■ **Exercise objective**
Show, in full, each line of the data that contains "خزيمة".

■ **Dataset entries**
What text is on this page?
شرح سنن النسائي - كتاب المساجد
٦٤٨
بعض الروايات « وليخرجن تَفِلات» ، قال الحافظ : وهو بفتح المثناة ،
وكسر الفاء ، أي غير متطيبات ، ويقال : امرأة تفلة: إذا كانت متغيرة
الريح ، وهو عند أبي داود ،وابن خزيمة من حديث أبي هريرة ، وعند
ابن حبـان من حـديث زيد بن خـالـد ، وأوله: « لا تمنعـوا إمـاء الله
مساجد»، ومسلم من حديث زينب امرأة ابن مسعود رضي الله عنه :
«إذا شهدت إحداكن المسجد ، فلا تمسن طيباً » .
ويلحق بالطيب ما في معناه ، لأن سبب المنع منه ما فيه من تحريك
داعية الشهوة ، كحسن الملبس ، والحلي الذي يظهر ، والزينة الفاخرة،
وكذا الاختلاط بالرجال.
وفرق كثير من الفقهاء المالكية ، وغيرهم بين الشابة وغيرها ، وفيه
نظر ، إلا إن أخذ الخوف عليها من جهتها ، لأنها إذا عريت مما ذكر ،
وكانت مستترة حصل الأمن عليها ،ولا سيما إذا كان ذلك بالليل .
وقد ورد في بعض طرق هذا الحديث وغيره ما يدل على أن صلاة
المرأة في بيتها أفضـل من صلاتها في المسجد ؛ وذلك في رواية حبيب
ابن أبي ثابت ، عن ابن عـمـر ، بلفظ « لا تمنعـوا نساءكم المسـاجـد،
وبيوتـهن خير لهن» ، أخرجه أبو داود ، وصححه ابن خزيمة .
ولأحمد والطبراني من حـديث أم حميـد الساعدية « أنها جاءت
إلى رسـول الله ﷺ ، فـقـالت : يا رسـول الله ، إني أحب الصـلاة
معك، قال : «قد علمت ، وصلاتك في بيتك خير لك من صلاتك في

■ **Correct output**
الريح ، وهو عند أبي داود ،وابن خزيمة من حديث أبي هريرة ، وعند
وبيوتـهن خير لهن» ، أخرجه أبو داود ، وصححه ابن خزيمة .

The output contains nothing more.